Repeat each entry exactly and drop the pictures.
start
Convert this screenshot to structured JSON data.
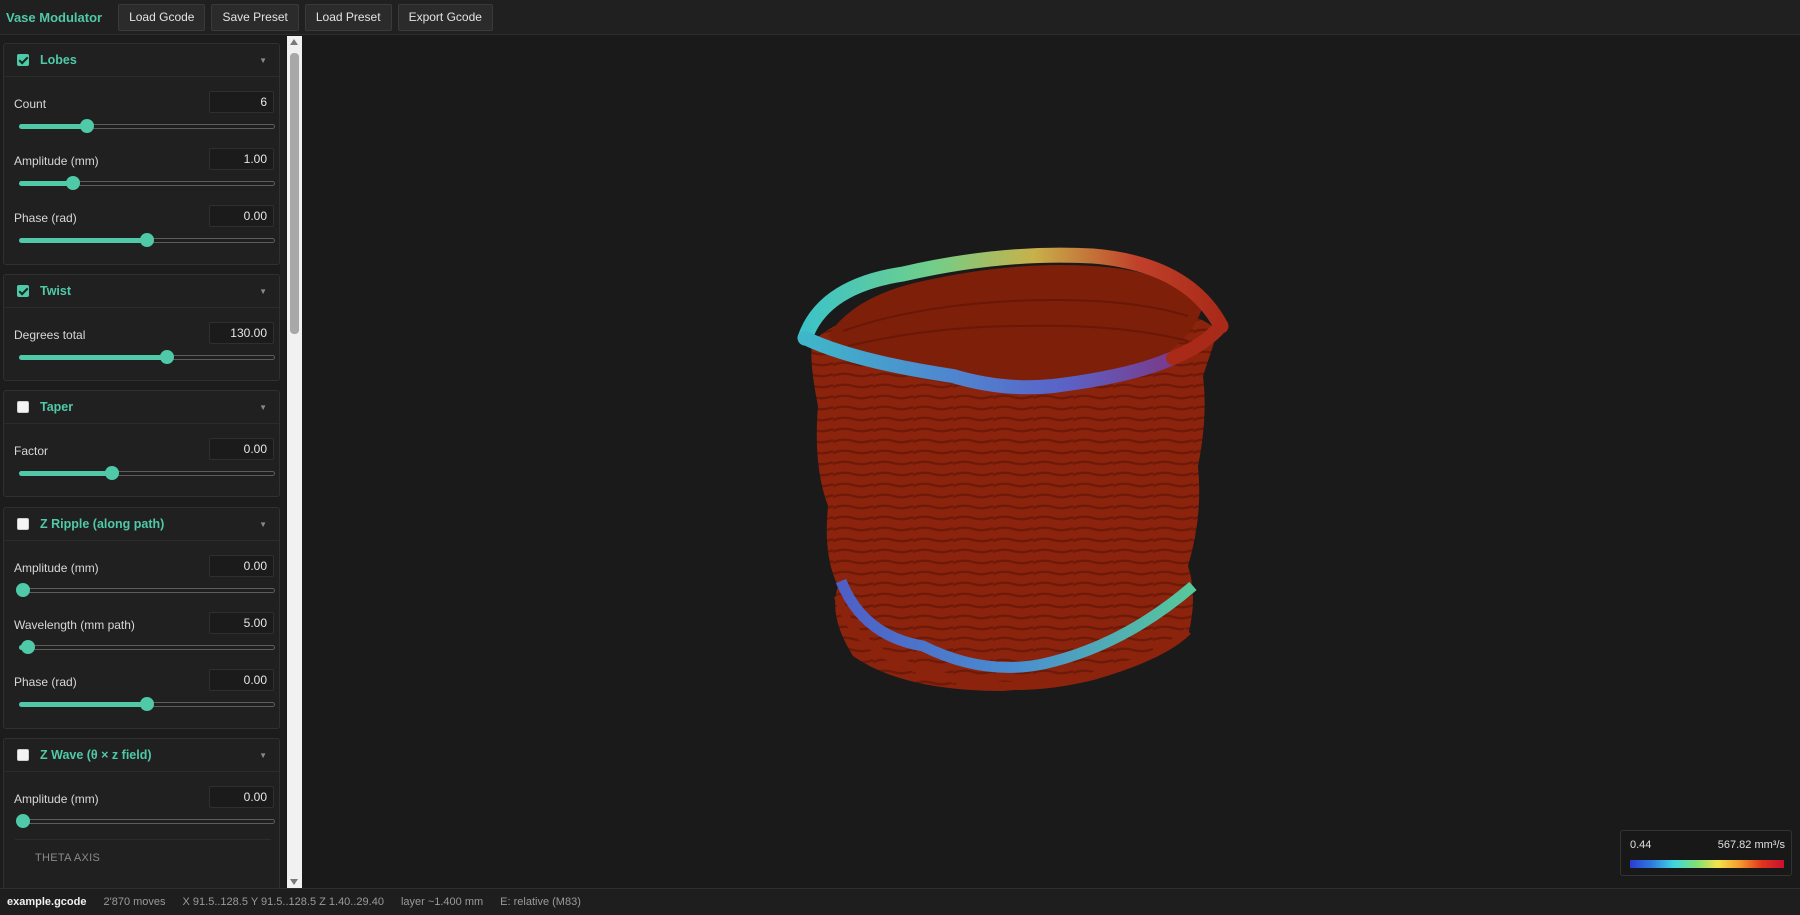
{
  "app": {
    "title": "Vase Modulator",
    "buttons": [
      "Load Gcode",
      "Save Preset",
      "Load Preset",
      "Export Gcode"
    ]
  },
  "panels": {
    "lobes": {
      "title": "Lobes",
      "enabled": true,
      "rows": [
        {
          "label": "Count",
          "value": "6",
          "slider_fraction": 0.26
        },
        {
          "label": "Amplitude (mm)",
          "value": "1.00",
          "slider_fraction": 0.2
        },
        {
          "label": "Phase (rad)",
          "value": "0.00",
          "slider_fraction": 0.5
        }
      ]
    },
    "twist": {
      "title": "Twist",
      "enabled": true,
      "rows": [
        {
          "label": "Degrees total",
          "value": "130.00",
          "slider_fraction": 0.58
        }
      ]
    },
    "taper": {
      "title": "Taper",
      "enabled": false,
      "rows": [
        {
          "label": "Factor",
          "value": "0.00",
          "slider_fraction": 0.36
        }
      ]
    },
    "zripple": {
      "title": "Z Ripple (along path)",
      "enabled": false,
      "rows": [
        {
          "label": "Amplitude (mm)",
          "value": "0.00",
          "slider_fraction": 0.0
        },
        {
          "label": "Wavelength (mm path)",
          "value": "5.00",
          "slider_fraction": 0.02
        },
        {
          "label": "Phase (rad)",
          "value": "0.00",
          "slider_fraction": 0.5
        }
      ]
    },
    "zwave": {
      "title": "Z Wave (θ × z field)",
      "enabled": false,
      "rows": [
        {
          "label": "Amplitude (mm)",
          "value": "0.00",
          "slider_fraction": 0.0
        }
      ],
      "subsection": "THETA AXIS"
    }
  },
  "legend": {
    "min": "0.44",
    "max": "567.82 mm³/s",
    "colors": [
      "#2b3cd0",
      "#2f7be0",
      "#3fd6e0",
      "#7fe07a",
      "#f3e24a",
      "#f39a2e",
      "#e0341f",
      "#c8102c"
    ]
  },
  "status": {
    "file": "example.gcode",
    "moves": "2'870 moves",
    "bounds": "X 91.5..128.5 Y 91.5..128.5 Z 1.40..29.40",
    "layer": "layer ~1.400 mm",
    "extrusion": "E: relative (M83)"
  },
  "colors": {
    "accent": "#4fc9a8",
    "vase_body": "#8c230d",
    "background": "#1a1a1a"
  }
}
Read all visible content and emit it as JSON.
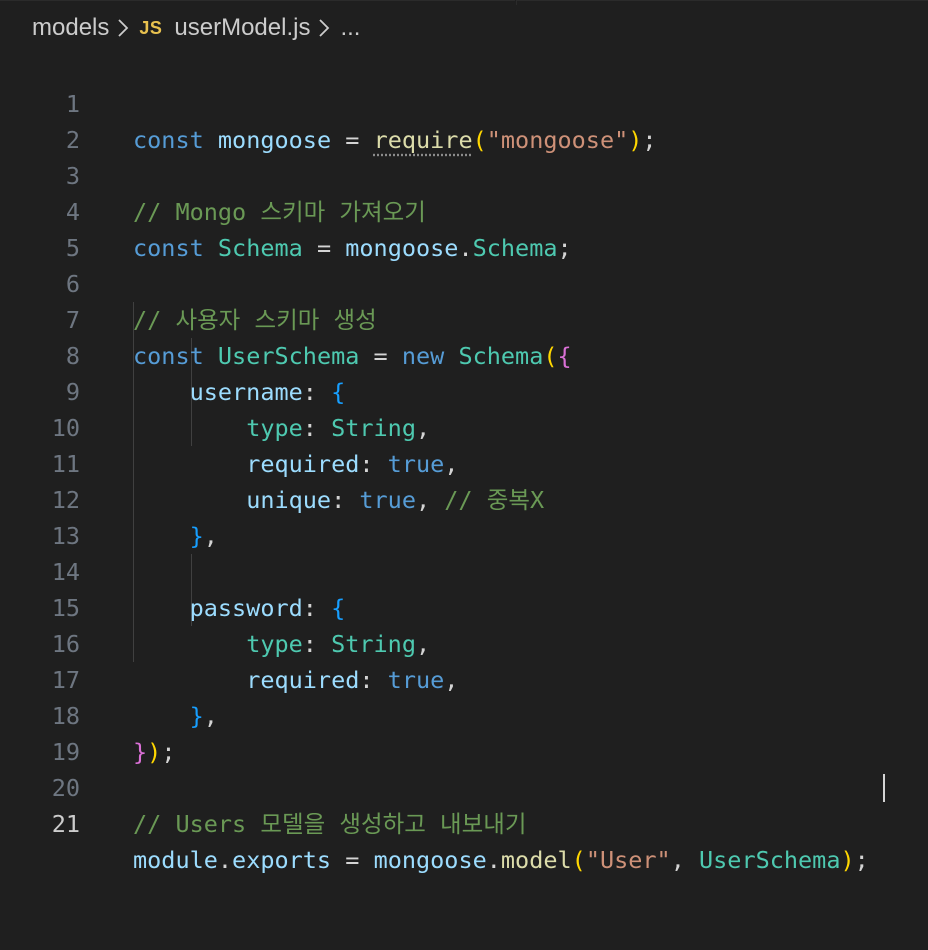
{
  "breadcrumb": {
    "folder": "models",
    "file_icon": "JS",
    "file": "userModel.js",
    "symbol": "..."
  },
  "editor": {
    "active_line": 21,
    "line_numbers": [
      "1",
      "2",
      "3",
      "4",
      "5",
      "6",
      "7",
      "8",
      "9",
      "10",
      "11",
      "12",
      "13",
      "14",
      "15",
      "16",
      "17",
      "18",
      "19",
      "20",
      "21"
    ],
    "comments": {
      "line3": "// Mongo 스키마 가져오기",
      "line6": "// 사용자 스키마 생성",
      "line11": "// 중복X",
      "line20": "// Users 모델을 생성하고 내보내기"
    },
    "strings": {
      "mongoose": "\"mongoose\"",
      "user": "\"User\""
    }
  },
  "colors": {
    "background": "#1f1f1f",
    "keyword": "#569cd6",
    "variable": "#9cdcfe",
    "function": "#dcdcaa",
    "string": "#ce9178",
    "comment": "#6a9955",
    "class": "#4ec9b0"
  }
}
end
### [Response below]
Convert this screenshot to structured JSON data.
{
  "app": {
    "title": "Vase Modulator",
    "buttons": [
      "Load Gcode",
      "Save Preset",
      "Load Preset",
      "Export Gcode"
    ]
  },
  "panels": {
    "lobes": {
      "title": "Lobes",
      "enabled": true,
      "rows": [
        {
          "label": "Count",
          "value": "6",
          "slider_fraction": 0.26
        },
        {
          "label": "Amplitude (mm)",
          "value": "1.00",
          "slider_fraction": 0.2
        },
        {
          "label": "Phase (rad)",
          "value": "0.00",
          "slider_fraction": 0.5
        }
      ]
    },
    "twist": {
      "title": "Twist",
      "enabled": true,
      "rows": [
        {
          "label": "Degrees total",
          "value": "130.00",
          "slider_fraction": 0.58
        }
      ]
    },
    "taper": {
      "title": "Taper",
      "enabled": false,
      "rows": [
        {
          "label": "Factor",
          "value": "0.00",
          "slider_fraction": 0.36
        }
      ]
    },
    "zripple": {
      "title": "Z Ripple (along path)",
      "enabled": false,
      "rows": [
        {
          "label": "Amplitude (mm)",
          "value": "0.00",
          "slider_fraction": 0.0
        },
        {
          "label": "Wavelength (mm path)",
          "value": "5.00",
          "slider_fraction": 0.02
        },
        {
          "label": "Phase (rad)",
          "value": "0.00",
          "slider_fraction": 0.5
        }
      ]
    },
    "zwave": {
      "title": "Z Wave (θ × z field)",
      "enabled": false,
      "rows": [
        {
          "label": "Amplitude (mm)",
          "value": "0.00",
          "slider_fraction": 0.0
        }
      ],
      "subsection": "THETA AXIS"
    }
  },
  "legend": {
    "min": "0.44",
    "max": "567.82 mm³/s",
    "colors": [
      "#2b3cd0",
      "#2f7be0",
      "#3fd6e0",
      "#7fe07a",
      "#f3e24a",
      "#f39a2e",
      "#e0341f",
      "#c8102c"
    ]
  },
  "status": {
    "file": "example.gcode",
    "moves": "2'870 moves",
    "bounds": "X 91.5..128.5 Y 91.5..128.5 Z 1.40..29.40",
    "layer": "layer ~1.400 mm",
    "extrusion": "E: relative (M83)"
  },
  "colors": {
    "accent": "#4fc9a8",
    "vase_body": "#8c230d",
    "background": "#1a1a1a"
  }
}
Read all visible content and emit it as JSON.
{
  "breadcrumb": {
    "folder": "models",
    "file_icon": "JS",
    "file": "userModel.js",
    "symbol": "..."
  },
  "editor": {
    "active_line": 21,
    "line_numbers": [
      "1",
      "2",
      "3",
      "4",
      "5",
      "6",
      "7",
      "8",
      "9",
      "10",
      "11",
      "12",
      "13",
      "14",
      "15",
      "16",
      "17",
      "18",
      "19",
      "20",
      "21"
    ],
    "comments": {
      "line3": "// Mongo 스키마 가져오기",
      "line6": "// 사용자 스키마 생성",
      "line11": "// 중복X",
      "line20": "// Users 모델을 생성하고 내보내기"
    },
    "strings": {
      "mongoose": "\"mongoose\"",
      "user": "\"User\""
    }
  },
  "colors": {
    "background": "#1f1f1f",
    "keyword": "#569cd6",
    "variable": "#9cdcfe",
    "function": "#dcdcaa",
    "string": "#ce9178",
    "comment": "#6a9955",
    "class": "#4ec9b0"
  }
}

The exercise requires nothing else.